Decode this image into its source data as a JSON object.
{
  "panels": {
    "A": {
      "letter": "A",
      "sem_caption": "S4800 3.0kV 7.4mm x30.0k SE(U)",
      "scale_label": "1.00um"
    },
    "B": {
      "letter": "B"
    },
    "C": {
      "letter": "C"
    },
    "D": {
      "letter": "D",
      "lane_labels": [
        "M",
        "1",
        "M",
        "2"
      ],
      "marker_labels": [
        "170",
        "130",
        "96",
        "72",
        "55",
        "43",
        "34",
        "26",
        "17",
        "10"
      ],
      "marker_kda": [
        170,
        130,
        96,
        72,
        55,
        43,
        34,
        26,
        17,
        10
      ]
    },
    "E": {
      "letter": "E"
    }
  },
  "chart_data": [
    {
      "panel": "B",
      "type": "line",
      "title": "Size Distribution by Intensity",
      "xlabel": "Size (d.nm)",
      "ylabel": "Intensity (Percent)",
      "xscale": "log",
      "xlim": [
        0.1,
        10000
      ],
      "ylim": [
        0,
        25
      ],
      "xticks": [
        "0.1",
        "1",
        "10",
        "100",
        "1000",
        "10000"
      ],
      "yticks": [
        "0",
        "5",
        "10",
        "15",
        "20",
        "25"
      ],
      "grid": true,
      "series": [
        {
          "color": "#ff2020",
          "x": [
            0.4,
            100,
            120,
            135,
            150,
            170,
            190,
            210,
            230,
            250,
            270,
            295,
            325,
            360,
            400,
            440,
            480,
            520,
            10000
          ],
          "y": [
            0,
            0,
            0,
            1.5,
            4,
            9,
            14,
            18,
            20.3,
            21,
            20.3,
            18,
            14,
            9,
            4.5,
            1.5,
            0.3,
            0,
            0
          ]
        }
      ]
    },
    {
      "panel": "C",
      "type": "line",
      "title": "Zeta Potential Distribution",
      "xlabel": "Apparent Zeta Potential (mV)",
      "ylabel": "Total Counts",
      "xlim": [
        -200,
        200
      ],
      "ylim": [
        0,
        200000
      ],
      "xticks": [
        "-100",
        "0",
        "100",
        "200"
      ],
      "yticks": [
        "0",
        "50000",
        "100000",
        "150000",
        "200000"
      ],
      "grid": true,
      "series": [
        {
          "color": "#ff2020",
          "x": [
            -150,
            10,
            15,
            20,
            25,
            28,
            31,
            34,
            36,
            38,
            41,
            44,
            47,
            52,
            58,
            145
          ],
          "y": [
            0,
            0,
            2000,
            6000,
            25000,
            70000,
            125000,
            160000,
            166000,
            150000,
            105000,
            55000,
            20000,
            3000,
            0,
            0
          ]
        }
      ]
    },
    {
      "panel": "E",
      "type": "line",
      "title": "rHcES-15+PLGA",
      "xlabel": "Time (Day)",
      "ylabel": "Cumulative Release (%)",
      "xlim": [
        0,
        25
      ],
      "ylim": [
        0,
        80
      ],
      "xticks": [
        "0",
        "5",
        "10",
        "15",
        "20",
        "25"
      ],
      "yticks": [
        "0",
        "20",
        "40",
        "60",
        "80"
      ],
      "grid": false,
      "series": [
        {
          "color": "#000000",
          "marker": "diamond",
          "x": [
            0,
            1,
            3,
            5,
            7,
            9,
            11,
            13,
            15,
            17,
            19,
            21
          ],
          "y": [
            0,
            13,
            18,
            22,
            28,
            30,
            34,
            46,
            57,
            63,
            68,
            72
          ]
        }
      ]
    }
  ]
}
::::::::::
Show every line that contains the word "Zeta".

      "title": "Zeta Potential Distribution",
      "xlabel": "Apparent Zeta Potential (mV)",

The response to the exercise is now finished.